→ **TASK PROMPT**: Reproduce the entire listing word for word.

────────────────────

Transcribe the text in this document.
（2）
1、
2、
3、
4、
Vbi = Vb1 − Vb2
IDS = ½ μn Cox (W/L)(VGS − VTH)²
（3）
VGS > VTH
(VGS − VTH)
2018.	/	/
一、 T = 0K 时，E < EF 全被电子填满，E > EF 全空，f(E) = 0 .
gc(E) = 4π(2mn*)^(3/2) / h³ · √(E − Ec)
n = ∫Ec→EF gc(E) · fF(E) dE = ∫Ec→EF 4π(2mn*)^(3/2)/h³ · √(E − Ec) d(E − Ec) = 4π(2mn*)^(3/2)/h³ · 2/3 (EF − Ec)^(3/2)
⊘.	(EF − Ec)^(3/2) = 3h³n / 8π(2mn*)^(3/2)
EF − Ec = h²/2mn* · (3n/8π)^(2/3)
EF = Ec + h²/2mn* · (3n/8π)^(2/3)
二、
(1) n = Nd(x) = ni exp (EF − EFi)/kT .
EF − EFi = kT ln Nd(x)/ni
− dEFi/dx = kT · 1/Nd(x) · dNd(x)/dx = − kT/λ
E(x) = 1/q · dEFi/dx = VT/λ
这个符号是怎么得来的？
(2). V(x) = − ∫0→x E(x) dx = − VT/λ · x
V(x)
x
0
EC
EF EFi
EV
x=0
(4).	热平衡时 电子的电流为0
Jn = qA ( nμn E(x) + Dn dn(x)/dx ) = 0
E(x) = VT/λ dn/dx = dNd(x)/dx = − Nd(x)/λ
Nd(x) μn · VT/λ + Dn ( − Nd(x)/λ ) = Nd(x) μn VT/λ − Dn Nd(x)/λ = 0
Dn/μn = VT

────────────────────

→ **RESPONSE BELOW**:
Transcribe the text in this document.
（2）
1、
2、
3、
4、
Vbi = Vb1 − Vb2
IDS = ½ μn Cox (W/L)(VGS − VTH)²
（3）
VGS > VTH
(VGS − VTH)
2018.	/	/
一、 T = 0K 时，E < EF 全被电子填满，E > EF 全空，f(E) = 0 .
gc(E) = 4π(2mn*)^(3/2) / h³ · √(E − Ec)
n = ∫Ec→EF gc(E) · fF(E) dE = ∫Ec→EF 4π(2mn*)^(3/2)/h³ · √(E − Ec) d(E − Ec) = 4π(2mn*)^(3/2)/h³ · 2/3 (EF − Ec)^(3/2)
⊘.	(EF − Ec)^(3/2) = 3h³n / 8π(2mn*)^(3/2)
EF − Ec = h²/2mn* · (3n/8π)^(2/3)
EF = Ec + h²/2mn* · (3n/8π)^(2/3)
二、
(1) n = Nd(x) = ni exp (EF − EFi)/kT .
EF − EFi = kT ln Nd(x)/ni
− dEFi/dx = kT · 1/Nd(x) · dNd(x)/dx = − kT/λ
E(x) = 1/q · dEFi/dx = VT/λ
这个符号是怎么得来的？
(2). V(x) = − ∫0→x E(x) dx = − VT/λ · x
V(x)
x
0
EC
EF EFi
EV
x=0
(4).	热平衡时 电子的电流为0
Jn = qA ( nμn E(x) + Dn dn(x)/dx ) = 0
E(x) = VT/λ dn/dx = dNd(x)/dx = − Nd(x)/λ
Nd(x) μn · VT/λ + Dn ( − Nd(x)/λ ) = Nd(x) μn VT/λ − Dn Nd(x)/λ = 0
Dn/μn = VT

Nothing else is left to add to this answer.